- What you are asked to do: Omit any picture, and return the remaining data exactly as written.

- Data entries:
=======

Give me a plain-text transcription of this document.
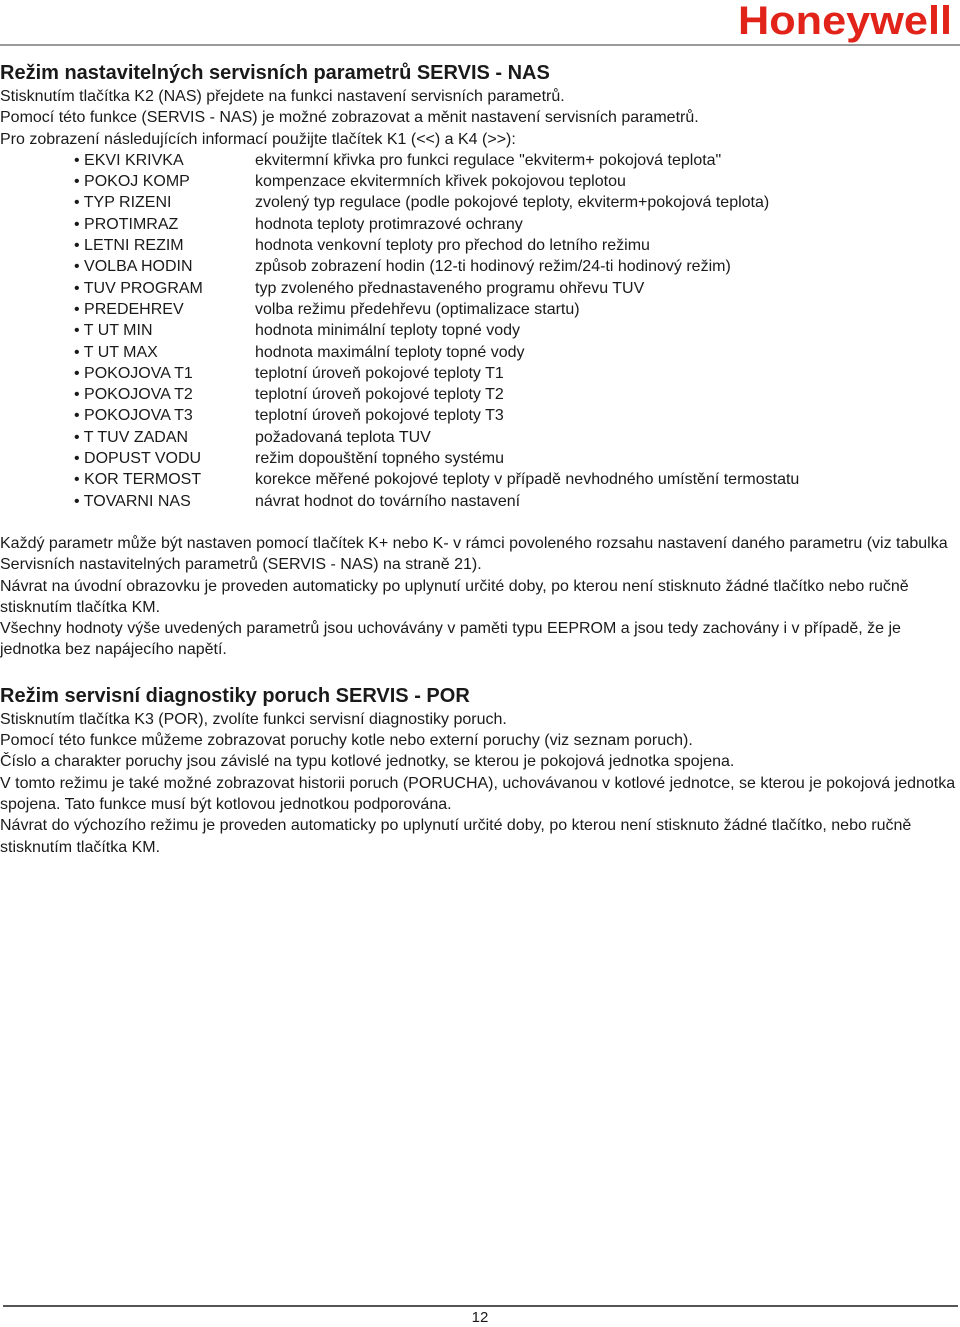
Honeywell
Režim nastavitelných servisních parametrů SERVIS - NAS

Stisknutím tlačítka K2 (NAS) přejdete na funkci nastavení servisních parametrů.

Pomocí této funkce (SERVIS - NAS) je možné zobrazovat a měnit nastavení servisních parametrů.

Pro zobrazení následujících informací použijte tlačítek K1 (<<) a K4 (>>):

• EKVI KRIVKA	ekvitermní křivka pro funkci regulace "ekviterm+ pokojová teplota"
• POKOJ KOMP	kompenzace ekvitermních křivek pokojovou teplotou
• TYP RIZENI	zvolený typ regulace (podle pokojové teploty, ekviterm+pokojová teplota)
• PROTIMRAZ	hodnota teploty protimrazové ochrany
• LETNI REZIM	hodnota venkovní teploty pro přechod do letního režimu
• VOLBA HODIN	způsob zobrazení hodin (12-ti hodinový režim/24-ti hodinový režim)
• TUV PROGRAM	typ zvoleného přednastaveného programu ohřevu TUV
• PREDEHREV	volba režimu předehřevu (optimalizace startu)
• T UT MIN	hodnota minimální teploty topné vody
• T UT MAX	hodnota maximální teploty topné vody
• POKOJOVA T1	teplotní úroveň pokojové teploty T1
• POKOJOVA T2	teplotní úroveň pokojové teploty T2
• POKOJOVA T3	teplotní úroveň pokojové teploty T3
• T TUV ZADAN	požadovaná teplota TUV
• DOPUST VODU	režim dopouštění topného systému
• KOR TERMOST	korekce měřené pokojové teploty v případě nevhodného umístění termostatu
• TOVARNI NAS	návrat hodnot do továrního nastavení

Každý parametr může být nastaven pomocí tlačítek K+ nebo K- v rámci povoleného rozsahu nastavení daného parametru (viz tabulka Servisních nastavitelných parametrů (SERVIS - NAS) na straně 21).

Návrat na úvodní obrazovku je proveden automaticky po uplynutí určité doby, po kterou není stisknuto žádné tlačítko nebo ručně stisknutím tlačítka KM.

Všechny hodnoty výše uvedených parametrů jsou uchovávány v paměti typu EEPROM a jsou tedy zachovány i v případě, že je jednotka bez napájecího napětí.

Režim servisní diagnostiky poruch SERVIS - POR

Stisknutím tlačítka K3 (POR), zvolíte funkci servisní diagnostiky poruch.

Pomocí této funkce můžeme zobrazovat poruchy kotle nebo externí poruchy (viz seznam poruch).

Číslo a charakter poruchy jsou závislé na typu kotlové jednotky, se kterou je pokojová jednotka spojena.

V tomto režimu je také možné zobrazovat historii poruch (PORUCHA), uchovávanou v kotlové jednotce, se kterou je pokojová jednotka spojena. Tato funkce musí být kotlovou jednotkou podporována.

Návrat do výchozího režimu je proveden automaticky po uplynutí určité doby, po kterou není stisknuto žádné tlačítko, nebo ručně stisknutím tlačítka KM.

12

=======

- Full output:
Give me a plain-text transcription of this document.
Honeywell
Režim nastavitelných servisních parametrů SERVIS - NAS

Stisknutím tlačítka K2 (NAS) přejdete na funkci nastavení servisních parametrů.

Pomocí této funkce (SERVIS - NAS) je možné zobrazovat a měnit nastavení servisních parametrů.

Pro zobrazení následujících informací použijte tlačítek K1 (<<) a K4 (>>):

• EKVI KRIVKA	ekvitermní křivka pro funkci regulace "ekviterm+ pokojová teplota"
• POKOJ KOMP	kompenzace ekvitermních křivek pokojovou teplotou
• TYP RIZENI	zvolený typ regulace (podle pokojové teploty, ekviterm+pokojová teplota)
• PROTIMRAZ	hodnota teploty protimrazové ochrany
• LETNI REZIM	hodnota venkovní teploty pro přechod do letního režimu
• VOLBA HODIN	způsob zobrazení hodin (12-ti hodinový režim/24-ti hodinový režim)
• TUV PROGRAM	typ zvoleného přednastaveného programu ohřevu TUV
• PREDEHREV	volba režimu předehřevu (optimalizace startu)
• T UT MIN	hodnota minimální teploty topné vody
• T UT MAX	hodnota maximální teploty topné vody
• POKOJOVA T1	teplotní úroveň pokojové teploty T1
• POKOJOVA T2	teplotní úroveň pokojové teploty T2
• POKOJOVA T3	teplotní úroveň pokojové teploty T3
• T TUV ZADAN	požadovaná teplota TUV
• DOPUST VODU	režim dopouštění topného systému
• KOR TERMOST	korekce měřené pokojové teploty v případě nevhodného umístění termostatu
• TOVARNI NAS	návrat hodnot do továrního nastavení

Každý parametr může být nastaven pomocí tlačítek K+ nebo K- v rámci povoleného rozsahu nastavení daného parametru (viz tabulka Servisních nastavitelných parametrů (SERVIS - NAS) na straně 21).

Návrat na úvodní obrazovku je proveden automaticky po uplynutí určité doby, po kterou není stisknuto žádné tlačítko nebo ručně stisknutím tlačítka KM.

Všechny hodnoty výše uvedených parametrů jsou uchovávány v paměti typu EEPROM a jsou tedy zachovány i v případě, že je jednotka bez napájecího napětí.

Režim servisní diagnostiky poruch SERVIS - POR

Stisknutím tlačítka K3 (POR), zvolíte funkci servisní diagnostiky poruch.

Pomocí této funkce můžeme zobrazovat poruchy kotle nebo externí poruchy (viz seznam poruch).

Číslo a charakter poruchy jsou závislé na typu kotlové jednotky, se kterou je pokojová jednotka spojena.

V tomto režimu je také možné zobrazovat historii poruch (PORUCHA), uchovávanou v kotlové jednotce, se kterou je pokojová jednotka spojena. Tato funkce musí být kotlovou jednotkou podporována.

Návrat do výchozího režimu je proveden automaticky po uplynutí určité doby, po kterou není stisknuto žádné tlačítko, nebo ručně stisknutím tlačítka KM.

12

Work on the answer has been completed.